■ Your instructions
Locate each line holding the string "талоны" and copy it.

■ Information provided
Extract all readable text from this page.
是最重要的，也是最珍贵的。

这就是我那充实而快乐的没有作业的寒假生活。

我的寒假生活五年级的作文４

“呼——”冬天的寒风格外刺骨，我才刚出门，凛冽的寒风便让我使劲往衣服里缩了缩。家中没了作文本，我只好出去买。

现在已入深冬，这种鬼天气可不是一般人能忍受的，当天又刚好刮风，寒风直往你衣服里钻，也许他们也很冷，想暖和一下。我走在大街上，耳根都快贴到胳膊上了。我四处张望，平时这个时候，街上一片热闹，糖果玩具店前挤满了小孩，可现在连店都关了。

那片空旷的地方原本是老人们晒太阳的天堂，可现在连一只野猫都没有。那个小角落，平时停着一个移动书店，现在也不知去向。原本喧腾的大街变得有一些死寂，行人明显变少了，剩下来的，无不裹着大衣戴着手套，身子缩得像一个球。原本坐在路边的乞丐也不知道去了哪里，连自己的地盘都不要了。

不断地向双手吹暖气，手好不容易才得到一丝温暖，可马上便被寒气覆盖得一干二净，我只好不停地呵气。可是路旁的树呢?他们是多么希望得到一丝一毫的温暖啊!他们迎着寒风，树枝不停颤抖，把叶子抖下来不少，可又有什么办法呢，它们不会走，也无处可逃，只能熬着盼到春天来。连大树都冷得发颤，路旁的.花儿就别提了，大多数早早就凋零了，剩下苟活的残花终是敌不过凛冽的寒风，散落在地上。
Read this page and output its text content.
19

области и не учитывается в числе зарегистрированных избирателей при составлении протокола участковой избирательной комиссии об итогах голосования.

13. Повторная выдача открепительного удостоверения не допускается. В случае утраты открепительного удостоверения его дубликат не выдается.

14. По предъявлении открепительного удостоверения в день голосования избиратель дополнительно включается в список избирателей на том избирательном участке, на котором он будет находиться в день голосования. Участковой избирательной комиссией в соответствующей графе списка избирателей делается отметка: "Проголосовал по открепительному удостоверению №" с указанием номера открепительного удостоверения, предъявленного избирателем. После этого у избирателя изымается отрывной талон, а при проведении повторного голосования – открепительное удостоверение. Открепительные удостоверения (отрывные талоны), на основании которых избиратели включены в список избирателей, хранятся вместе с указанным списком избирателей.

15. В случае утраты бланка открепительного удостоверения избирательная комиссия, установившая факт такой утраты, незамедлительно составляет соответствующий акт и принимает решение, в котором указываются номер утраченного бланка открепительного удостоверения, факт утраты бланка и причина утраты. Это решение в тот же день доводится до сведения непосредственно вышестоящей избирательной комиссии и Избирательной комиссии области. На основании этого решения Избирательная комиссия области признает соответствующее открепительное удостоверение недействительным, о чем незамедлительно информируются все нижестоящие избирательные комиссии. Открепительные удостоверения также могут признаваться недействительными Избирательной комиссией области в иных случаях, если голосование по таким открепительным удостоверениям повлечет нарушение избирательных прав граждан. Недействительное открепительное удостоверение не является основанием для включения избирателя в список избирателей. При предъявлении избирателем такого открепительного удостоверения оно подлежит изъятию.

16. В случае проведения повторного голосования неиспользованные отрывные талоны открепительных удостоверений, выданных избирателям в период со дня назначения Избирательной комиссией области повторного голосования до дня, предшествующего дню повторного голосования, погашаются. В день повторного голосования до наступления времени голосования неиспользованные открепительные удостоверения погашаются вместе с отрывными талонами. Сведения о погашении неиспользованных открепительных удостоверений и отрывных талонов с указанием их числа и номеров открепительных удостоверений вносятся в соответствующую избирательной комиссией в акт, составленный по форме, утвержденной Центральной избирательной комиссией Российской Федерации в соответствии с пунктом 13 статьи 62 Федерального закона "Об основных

■ Complete output
14. По предъявлении открепительного удостоверения в день голосования избиратель дополнительно включается в список избирателей на том избирательном участке, на котором он будет находиться в день голосования. Участковой избирательной комиссией в соответствующей графе списка избирателей делается отметка: "Проголосовал по открепительному удостоверению №" с указанием номера открепительного удостоверения, предъявленного избирателем. После этого у избирателя изымается отрывной талон, а при проведении повторного голосования – открепительное удостоверение. Открепительные удостоверения (отрывные талоны), на основании которых избиратели включены в список избирателей, хранятся вместе с указанным списком избирателей.
16. В случае проведения повторного голосования неиспользованные отрывные талоны открепительных удостоверений, выданных избирателям в период со дня назначения Избирательной комиссией области повторного голосования до дня, предшествующего дню повторного голосования, погашаются. В день повторного голосования до наступления времени голосования неиспользованные открепительные удостоверения погашаются вместе с отрывными талонами. Сведения о погашении неиспользованных открепительных удостоверений и отрывных талонов с указанием их числа и номеров открепительных удостоверений вносятся в соответствующую избирательной комиссией в акт, составленный по форме, утвержденной Центральной избирательной комиссией Российской Федерации в соответствии с пунктом 13 статьи 62 Федерального закона "Об основных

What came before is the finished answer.